DATA RECORDS:
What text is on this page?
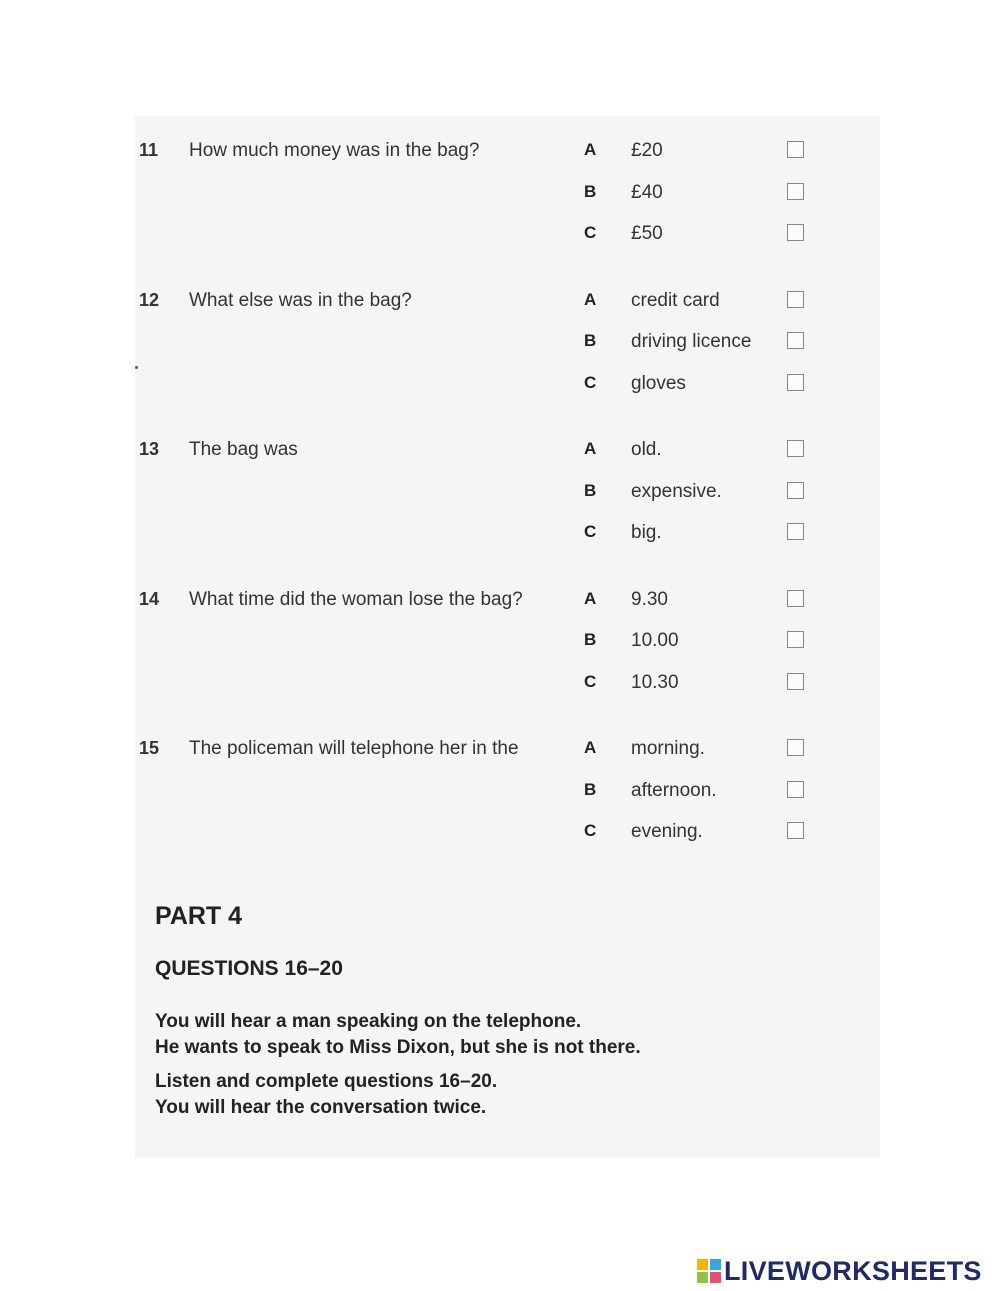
11 How much money was in the bag?	A £20
B £40
C £50
12 What else was in the bag?	A credit card
B driving licence
C gloves
13 The bag was	A old.
B expensive.
C big.
14 What time did the woman lose the bag?	A 9.30
B 10.00
C 10.30
15 The policeman will telephone her in the	A morning.
B afternoon.
C evening.
PART 4
QUESTIONS 16–20
You will hear a man speaking on the telephone.
He wants to speak to Miss Dixon, but she is not there.
Listen and complete questions 16–20.
You will hear the conversation twice.
LIVEWORKSHEETS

WRITTEN EXERCISE:
Each entry above should be reproduced exactly, with the pictures removed.

EXERCISE SOLUTION:
What text is on this page?
11 How much money was in the bag?	A £20
B £40
C £50
12 What else was in the bag?	A credit card
B driving licence
C gloves
13 The bag was	A old.
B expensive.
C big.
14 What time did the woman lose the bag?	A 9.30
B 10.00
C 10.30
15 The policeman will telephone her in the	A morning.
B afternoon.
C evening.
PART 4
QUESTIONS 16–20
You will hear a man speaking on the telephone.
He wants to speak to Miss Dixon, but she is not there.
Listen and complete questions 16–20.
You will hear the conversation twice.
LIVEWORKSHEETS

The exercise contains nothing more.